Given records:
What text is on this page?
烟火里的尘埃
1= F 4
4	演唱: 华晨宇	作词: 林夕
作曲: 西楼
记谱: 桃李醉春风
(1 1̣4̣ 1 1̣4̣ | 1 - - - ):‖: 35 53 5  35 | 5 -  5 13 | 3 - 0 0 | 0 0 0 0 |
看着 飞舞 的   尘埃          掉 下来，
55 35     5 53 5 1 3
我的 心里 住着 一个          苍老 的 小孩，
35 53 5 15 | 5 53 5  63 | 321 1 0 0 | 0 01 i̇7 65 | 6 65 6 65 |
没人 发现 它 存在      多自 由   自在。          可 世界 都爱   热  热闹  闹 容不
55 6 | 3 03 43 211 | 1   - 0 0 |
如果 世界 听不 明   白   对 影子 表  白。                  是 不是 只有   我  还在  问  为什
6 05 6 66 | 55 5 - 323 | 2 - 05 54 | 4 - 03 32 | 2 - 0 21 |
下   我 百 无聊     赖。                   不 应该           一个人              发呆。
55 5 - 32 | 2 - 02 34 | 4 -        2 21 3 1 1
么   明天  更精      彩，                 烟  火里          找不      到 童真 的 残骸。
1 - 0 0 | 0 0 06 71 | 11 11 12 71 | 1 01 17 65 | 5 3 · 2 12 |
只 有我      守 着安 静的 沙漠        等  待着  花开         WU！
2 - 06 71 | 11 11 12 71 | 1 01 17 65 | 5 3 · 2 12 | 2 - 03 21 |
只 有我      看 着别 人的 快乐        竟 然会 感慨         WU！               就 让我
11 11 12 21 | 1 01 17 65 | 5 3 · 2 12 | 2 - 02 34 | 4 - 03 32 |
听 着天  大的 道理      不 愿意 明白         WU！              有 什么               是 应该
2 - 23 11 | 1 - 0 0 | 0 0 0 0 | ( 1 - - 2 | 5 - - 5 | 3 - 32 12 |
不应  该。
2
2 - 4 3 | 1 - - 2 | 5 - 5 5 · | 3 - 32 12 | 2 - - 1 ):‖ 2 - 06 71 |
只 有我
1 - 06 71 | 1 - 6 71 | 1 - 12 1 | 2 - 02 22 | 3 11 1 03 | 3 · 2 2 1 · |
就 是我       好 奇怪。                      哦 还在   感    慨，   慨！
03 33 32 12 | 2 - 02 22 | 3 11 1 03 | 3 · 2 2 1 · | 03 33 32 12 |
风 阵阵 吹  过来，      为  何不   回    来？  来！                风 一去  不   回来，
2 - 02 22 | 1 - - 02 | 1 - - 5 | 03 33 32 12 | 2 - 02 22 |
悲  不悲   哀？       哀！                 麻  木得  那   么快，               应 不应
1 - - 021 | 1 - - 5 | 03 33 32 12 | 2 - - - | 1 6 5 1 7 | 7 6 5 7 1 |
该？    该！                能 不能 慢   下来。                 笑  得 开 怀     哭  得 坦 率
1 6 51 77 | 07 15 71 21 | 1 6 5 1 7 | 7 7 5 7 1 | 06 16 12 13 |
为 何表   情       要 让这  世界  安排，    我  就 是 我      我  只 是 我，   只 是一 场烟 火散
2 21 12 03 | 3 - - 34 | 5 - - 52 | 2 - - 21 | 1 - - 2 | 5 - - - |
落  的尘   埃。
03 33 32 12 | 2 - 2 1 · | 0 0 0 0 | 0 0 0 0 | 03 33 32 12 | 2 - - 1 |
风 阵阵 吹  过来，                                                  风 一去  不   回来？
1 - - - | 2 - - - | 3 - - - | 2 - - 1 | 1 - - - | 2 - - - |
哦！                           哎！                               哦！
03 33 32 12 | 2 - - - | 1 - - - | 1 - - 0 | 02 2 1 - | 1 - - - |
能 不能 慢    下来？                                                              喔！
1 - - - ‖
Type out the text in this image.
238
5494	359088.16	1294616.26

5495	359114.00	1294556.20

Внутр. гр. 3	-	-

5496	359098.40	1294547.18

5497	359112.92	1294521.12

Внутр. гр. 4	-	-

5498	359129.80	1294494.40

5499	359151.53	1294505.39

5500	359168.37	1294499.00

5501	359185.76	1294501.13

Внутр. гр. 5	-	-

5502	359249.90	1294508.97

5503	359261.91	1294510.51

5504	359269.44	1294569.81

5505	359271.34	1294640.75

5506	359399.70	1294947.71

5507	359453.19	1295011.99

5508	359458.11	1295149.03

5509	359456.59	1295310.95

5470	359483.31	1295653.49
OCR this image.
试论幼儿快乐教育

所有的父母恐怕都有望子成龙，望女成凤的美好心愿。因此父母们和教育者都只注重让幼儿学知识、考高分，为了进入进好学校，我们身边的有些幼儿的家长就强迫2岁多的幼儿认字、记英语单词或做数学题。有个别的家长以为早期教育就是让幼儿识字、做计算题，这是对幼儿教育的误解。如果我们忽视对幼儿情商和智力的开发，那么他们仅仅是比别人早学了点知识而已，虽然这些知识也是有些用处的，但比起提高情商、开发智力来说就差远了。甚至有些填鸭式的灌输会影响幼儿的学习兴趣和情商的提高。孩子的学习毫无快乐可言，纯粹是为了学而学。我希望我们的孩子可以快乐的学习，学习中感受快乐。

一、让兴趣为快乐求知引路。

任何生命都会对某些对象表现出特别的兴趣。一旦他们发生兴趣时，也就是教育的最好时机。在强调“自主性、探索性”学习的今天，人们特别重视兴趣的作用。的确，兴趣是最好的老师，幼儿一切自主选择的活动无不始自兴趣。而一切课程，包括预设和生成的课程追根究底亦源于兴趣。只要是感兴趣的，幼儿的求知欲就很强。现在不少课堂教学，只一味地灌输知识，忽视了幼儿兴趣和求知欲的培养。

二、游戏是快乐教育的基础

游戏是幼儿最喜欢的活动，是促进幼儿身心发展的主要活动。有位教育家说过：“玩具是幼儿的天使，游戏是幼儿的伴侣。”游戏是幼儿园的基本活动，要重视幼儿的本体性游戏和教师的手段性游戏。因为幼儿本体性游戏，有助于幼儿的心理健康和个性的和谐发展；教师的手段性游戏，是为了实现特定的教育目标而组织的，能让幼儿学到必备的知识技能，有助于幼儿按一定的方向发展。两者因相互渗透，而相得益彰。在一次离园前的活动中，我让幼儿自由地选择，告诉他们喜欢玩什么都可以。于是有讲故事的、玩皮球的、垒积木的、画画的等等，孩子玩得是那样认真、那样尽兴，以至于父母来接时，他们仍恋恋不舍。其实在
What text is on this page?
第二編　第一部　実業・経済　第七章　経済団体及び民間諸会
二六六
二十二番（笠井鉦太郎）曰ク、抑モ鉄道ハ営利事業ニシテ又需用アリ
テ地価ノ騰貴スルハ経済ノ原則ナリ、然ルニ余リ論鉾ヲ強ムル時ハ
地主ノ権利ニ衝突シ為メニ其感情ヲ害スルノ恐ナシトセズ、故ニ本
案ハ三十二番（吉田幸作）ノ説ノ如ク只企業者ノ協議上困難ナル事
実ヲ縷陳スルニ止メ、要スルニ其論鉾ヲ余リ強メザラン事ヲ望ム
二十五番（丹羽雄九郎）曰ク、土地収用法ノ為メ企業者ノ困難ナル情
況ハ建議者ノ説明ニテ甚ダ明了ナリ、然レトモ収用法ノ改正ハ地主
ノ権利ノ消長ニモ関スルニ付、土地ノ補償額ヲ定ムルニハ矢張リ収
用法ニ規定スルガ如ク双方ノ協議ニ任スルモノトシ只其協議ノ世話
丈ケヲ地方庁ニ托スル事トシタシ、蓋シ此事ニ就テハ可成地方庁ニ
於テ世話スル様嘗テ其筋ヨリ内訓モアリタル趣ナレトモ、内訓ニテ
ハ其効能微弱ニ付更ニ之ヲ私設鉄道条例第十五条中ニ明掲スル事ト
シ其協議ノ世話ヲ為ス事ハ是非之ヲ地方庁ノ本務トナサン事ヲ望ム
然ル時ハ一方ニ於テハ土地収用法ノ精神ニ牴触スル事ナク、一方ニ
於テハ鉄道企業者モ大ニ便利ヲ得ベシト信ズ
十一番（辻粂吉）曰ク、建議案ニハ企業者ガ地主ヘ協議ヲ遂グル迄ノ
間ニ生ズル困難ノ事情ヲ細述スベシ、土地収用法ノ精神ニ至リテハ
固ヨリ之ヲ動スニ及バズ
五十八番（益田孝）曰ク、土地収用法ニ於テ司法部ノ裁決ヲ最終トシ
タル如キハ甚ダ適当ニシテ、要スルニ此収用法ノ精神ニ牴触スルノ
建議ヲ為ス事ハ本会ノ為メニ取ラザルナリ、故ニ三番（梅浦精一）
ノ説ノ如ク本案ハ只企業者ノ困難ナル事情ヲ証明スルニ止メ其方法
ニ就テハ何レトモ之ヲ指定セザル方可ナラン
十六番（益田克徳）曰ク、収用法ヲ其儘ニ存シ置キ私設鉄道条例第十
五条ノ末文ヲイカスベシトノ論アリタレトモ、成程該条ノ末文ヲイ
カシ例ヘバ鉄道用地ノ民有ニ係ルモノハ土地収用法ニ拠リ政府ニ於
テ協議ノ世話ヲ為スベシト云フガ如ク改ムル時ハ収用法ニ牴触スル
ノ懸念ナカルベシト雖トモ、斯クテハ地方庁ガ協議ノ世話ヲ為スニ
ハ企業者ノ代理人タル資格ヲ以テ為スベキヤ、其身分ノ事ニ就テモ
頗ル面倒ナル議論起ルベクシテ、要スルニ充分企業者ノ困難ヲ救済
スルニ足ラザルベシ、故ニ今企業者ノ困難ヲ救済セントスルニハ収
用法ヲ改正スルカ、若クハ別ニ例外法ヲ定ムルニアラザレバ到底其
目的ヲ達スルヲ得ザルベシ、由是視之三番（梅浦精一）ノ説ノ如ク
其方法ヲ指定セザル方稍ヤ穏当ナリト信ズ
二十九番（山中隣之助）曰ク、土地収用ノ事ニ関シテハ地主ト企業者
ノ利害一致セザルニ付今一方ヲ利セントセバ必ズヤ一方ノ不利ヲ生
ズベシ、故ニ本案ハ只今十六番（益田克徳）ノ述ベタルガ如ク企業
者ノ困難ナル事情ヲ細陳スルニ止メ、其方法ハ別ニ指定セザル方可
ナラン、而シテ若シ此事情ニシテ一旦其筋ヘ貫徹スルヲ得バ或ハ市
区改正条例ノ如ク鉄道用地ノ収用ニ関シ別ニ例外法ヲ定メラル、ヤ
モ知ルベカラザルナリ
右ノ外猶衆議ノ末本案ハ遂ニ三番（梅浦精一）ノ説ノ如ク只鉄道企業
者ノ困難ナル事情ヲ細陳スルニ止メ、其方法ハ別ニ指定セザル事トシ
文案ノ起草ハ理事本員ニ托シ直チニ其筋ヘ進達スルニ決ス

Your task:
Scan the listing above. Gather each line that contains the word "this".

Correct answer:
What text is on this page?
Type out the text in this image.
OCR this image.
What text is on this page?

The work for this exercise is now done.